━━━━━ RECORDS FOR THE TASK

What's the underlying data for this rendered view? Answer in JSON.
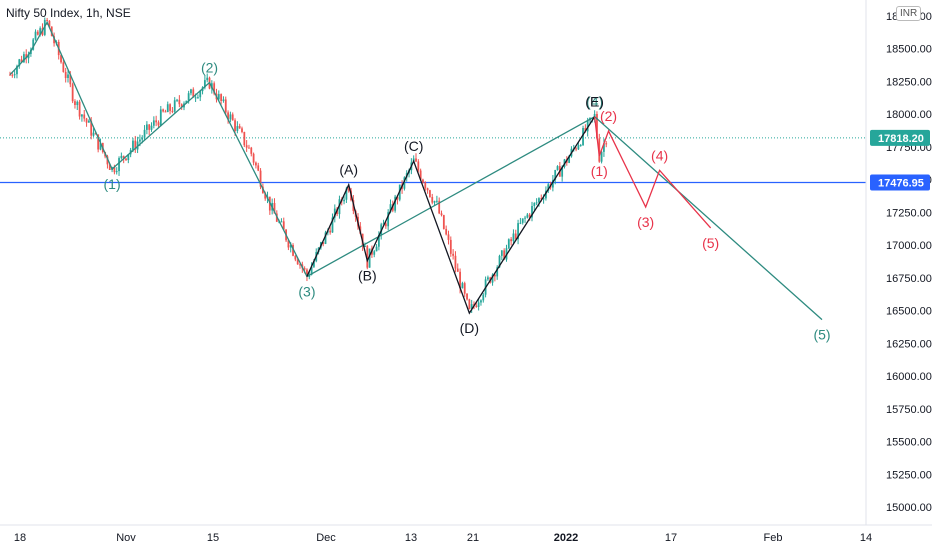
{
  "header": {
    "title": "Nifty 50 Index, 1h, NSE",
    "currency": "INR"
  },
  "colors": {
    "up": "#26a69a",
    "down": "#ef5350",
    "wave_green": "#2e8b80",
    "wave_black": "#131722",
    "wave_red": "#e8334a",
    "hline": "#2962ff",
    "price_line": "#26a69a"
  },
  "chart_data": {
    "type": "candlestick",
    "title": "Nifty 50 Index, 1h, NSE",
    "ylim": [
      14900,
      19000
    ],
    "y_ticks": [
      "15000.00",
      "15250.00",
      "15500.00",
      "15750.00",
      "16000.00",
      "16250.00",
      "16500.00",
      "16750.00",
      "17000.00",
      "17250.00",
      "17500.00",
      "17750.00",
      "18000.00",
      "18250.00",
      "18500.00",
      "18750.00"
    ],
    "x_ticks": [
      "18",
      "Nov",
      "15",
      "Dec",
      "13",
      "21",
      "2022",
      "17",
      "Feb",
      "14"
    ],
    "grid": false,
    "price_labels": [
      {
        "value": 17818.2,
        "text": "17818.20",
        "kind": "last-price"
      },
      {
        "value": 17476.95,
        "text": "17476.95",
        "kind": "horizontal-line"
      }
    ],
    "series": [
      {
        "points": [
          {
            "label": "",
            "x": 0,
            "y": 18300
          },
          {
            "label": "",
            "x": 4,
            "y": 18450
          },
          {
            "label": "",
            "x": 8,
            "y": 18700
          },
          {
            "label": "(1)",
            "x": 22,
            "y": 17580
          },
          {
            "label": "(2)",
            "x": 43,
            "y": 18240
          },
          {
            "label": "(3)",
            "x": 64,
            "y": 16760
          },
          {
            "label": "(4)",
            "x": 126,
            "y": 17980
          },
          {
            "label": "(5)",
            "x": 175,
            "y": 16430
          }
        ]
      },
      {
        "points": [
          {
            "label": "",
            "x": 64,
            "y": 16760
          },
          {
            "label": "(A)",
            "x": 73,
            "y": 17460
          },
          {
            "label": "(B)",
            "x": 77,
            "y": 16880
          },
          {
            "label": "(C)",
            "x": 87,
            "y": 17640
          },
          {
            "label": "(D)",
            "x": 99,
            "y": 16480
          },
          {
            "label": "(E)",
            "x": 126,
            "y": 17980
          }
        ]
      },
      {
        "points": [
          {
            "label": "",
            "x": 126,
            "y": 17980
          },
          {
            "label": "(1)",
            "x": 127,
            "y": 17680
          },
          {
            "label": "(2)",
            "x": 129,
            "y": 17870
          },
          {
            "label": "(3)",
            "x": 137,
            "y": 17290
          },
          {
            "label": "(4)",
            "x": 140,
            "y": 17570
          },
          {
            "label": "(5)",
            "x": 151,
            "y": 17130
          }
        ]
      }
    ],
    "candles_anchor_path": [
      [
        0,
        18300
      ],
      [
        8,
        18700
      ],
      [
        14,
        18100
      ],
      [
        22,
        17580
      ],
      [
        33,
        18000
      ],
      [
        43,
        18240
      ],
      [
        52,
        17700
      ],
      [
        56,
        17300
      ],
      [
        64,
        16760
      ],
      [
        73,
        17460
      ],
      [
        77,
        16880
      ],
      [
        87,
        17640
      ],
      [
        92,
        17300
      ],
      [
        99,
        16480
      ],
      [
        110,
        17150
      ],
      [
        120,
        17650
      ],
      [
        126,
        17980
      ],
      [
        127,
        17680
      ],
      [
        129,
        17870
      ]
    ]
  }
}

━━━━━━━━━━

SET TASK: Word for word, quote the full listing, omitting every picture.

FINISHED TASK:
What's the underlying data for this rendered view? Answer in JSON.
{
  "header": {
    "title": "Nifty 50 Index, 1h, NSE",
    "currency": "INR"
  },
  "colors": {
    "up": "#26a69a",
    "down": "#ef5350",
    "wave_green": "#2e8b80",
    "wave_black": "#131722",
    "wave_red": "#e8334a",
    "hline": "#2962ff",
    "price_line": "#26a69a"
  },
  "chart_data": {
    "type": "candlestick",
    "title": "Nifty 50 Index, 1h, NSE",
    "ylim": [
      14900,
      19000
    ],
    "y_ticks": [
      "15000.00",
      "15250.00",
      "15500.00",
      "15750.00",
      "16000.00",
      "16250.00",
      "16500.00",
      "16750.00",
      "17000.00",
      "17250.00",
      "17500.00",
      "17750.00",
      "18000.00",
      "18250.00",
      "18500.00",
      "18750.00"
    ],
    "x_ticks": [
      "18",
      "Nov",
      "15",
      "Dec",
      "13",
      "21",
      "2022",
      "17",
      "Feb",
      "14"
    ],
    "grid": false,
    "price_labels": [
      {
        "value": 17818.2,
        "text": "17818.20",
        "kind": "last-price"
      },
      {
        "value": 17476.95,
        "text": "17476.95",
        "kind": "horizontal-line"
      }
    ],
    "series": [
      {
        "points": [
          {
            "label": "",
            "x": 0,
            "y": 18300
          },
          {
            "label": "",
            "x": 4,
            "y": 18450
          },
          {
            "label": "",
            "x": 8,
            "y": 18700
          },
          {
            "label": "(1)",
            "x": 22,
            "y": 17580
          },
          {
            "label": "(2)",
            "x": 43,
            "y": 18240
          },
          {
            "label": "(3)",
            "x": 64,
            "y": 16760
          },
          {
            "label": "(4)",
            "x": 126,
            "y": 17980
          },
          {
            "label": "(5)",
            "x": 175,
            "y": 16430
          }
        ]
      },
      {
        "points": [
          {
            "label": "",
            "x": 64,
            "y": 16760
          },
          {
            "label": "(A)",
            "x": 73,
            "y": 17460
          },
          {
            "label": "(B)",
            "x": 77,
            "y": 16880
          },
          {
            "label": "(C)",
            "x": 87,
            "y": 17640
          },
          {
            "label": "(D)",
            "x": 99,
            "y": 16480
          },
          {
            "label": "(E)",
            "x": 126,
            "y": 17980
          }
        ]
      },
      {
        "points": [
          {
            "label": "",
            "x": 126,
            "y": 17980
          },
          {
            "label": "(1)",
            "x": 127,
            "y": 17680
          },
          {
            "label": "(2)",
            "x": 129,
            "y": 17870
          },
          {
            "label": "(3)",
            "x": 137,
            "y": 17290
          },
          {
            "label": "(4)",
            "x": 140,
            "y": 17570
          },
          {
            "label": "(5)",
            "x": 151,
            "y": 17130
          }
        ]
      }
    ],
    "candles_anchor_path": [
      [
        0,
        18300
      ],
      [
        8,
        18700
      ],
      [
        14,
        18100
      ],
      [
        22,
        17580
      ],
      [
        33,
        18000
      ],
      [
        43,
        18240
      ],
      [
        52,
        17700
      ],
      [
        56,
        17300
      ],
      [
        64,
        16760
      ],
      [
        73,
        17460
      ],
      [
        77,
        16880
      ],
      [
        87,
        17640
      ],
      [
        92,
        17300
      ],
      [
        99,
        16480
      ],
      [
        110,
        17150
      ],
      [
        120,
        17650
      ],
      [
        126,
        17980
      ],
      [
        127,
        17680
      ],
      [
        129,
        17870
      ]
    ]
  }
}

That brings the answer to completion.